Entries from a dataset:
>>>

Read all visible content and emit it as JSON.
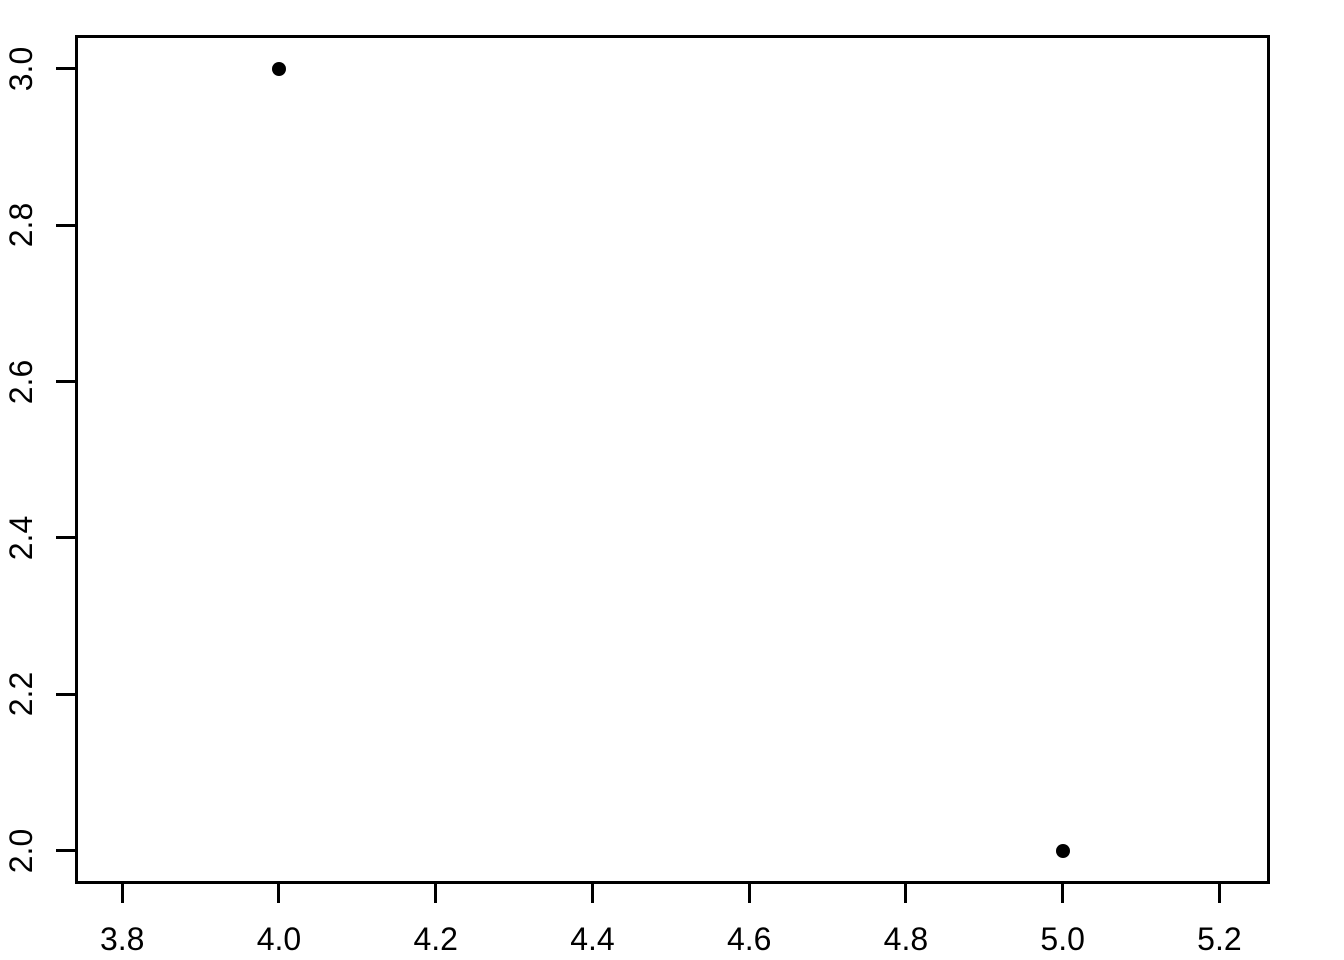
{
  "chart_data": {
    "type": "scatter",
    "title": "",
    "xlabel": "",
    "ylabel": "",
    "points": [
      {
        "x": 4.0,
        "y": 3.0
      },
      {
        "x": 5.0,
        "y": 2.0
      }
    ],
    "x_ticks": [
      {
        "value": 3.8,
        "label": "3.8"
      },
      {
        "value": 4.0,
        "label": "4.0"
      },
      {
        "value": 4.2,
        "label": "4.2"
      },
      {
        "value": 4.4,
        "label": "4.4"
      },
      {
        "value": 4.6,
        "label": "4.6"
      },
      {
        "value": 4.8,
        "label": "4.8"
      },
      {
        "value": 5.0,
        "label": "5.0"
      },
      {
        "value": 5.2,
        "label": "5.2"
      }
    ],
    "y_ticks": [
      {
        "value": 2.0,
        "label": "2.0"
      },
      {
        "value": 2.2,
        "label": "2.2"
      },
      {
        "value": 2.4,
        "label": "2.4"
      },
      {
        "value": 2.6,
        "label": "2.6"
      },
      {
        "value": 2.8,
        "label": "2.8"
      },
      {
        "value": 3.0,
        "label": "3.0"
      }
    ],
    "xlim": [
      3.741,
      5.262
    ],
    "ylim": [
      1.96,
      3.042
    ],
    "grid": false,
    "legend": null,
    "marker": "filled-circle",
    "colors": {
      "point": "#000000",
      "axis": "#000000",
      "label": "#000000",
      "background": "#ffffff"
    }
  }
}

<<<

» **SET EXERCISE**:
Retype the data above exactly; pictures are not part of the copy.

» **WORKED ANSWER**:
Read all visible content and emit it as JSON.
{
  "chart_data": {
    "type": "scatter",
    "title": "",
    "xlabel": "",
    "ylabel": "",
    "points": [
      {
        "x": 4.0,
        "y": 3.0
      },
      {
        "x": 5.0,
        "y": 2.0
      }
    ],
    "x_ticks": [
      {
        "value": 3.8,
        "label": "3.8"
      },
      {
        "value": 4.0,
        "label": "4.0"
      },
      {
        "value": 4.2,
        "label": "4.2"
      },
      {
        "value": 4.4,
        "label": "4.4"
      },
      {
        "value": 4.6,
        "label": "4.6"
      },
      {
        "value": 4.8,
        "label": "4.8"
      },
      {
        "value": 5.0,
        "label": "5.0"
      },
      {
        "value": 5.2,
        "label": "5.2"
      }
    ],
    "y_ticks": [
      {
        "value": 2.0,
        "label": "2.0"
      },
      {
        "value": 2.2,
        "label": "2.2"
      },
      {
        "value": 2.4,
        "label": "2.4"
      },
      {
        "value": 2.6,
        "label": "2.6"
      },
      {
        "value": 2.8,
        "label": "2.8"
      },
      {
        "value": 3.0,
        "label": "3.0"
      }
    ],
    "xlim": [
      3.741,
      5.262
    ],
    "ylim": [
      1.96,
      3.042
    ],
    "grid": false,
    "legend": null,
    "marker": "filled-circle",
    "colors": {
      "point": "#000000",
      "axis": "#000000",
      "label": "#000000",
      "background": "#ffffff"
    }
  }
}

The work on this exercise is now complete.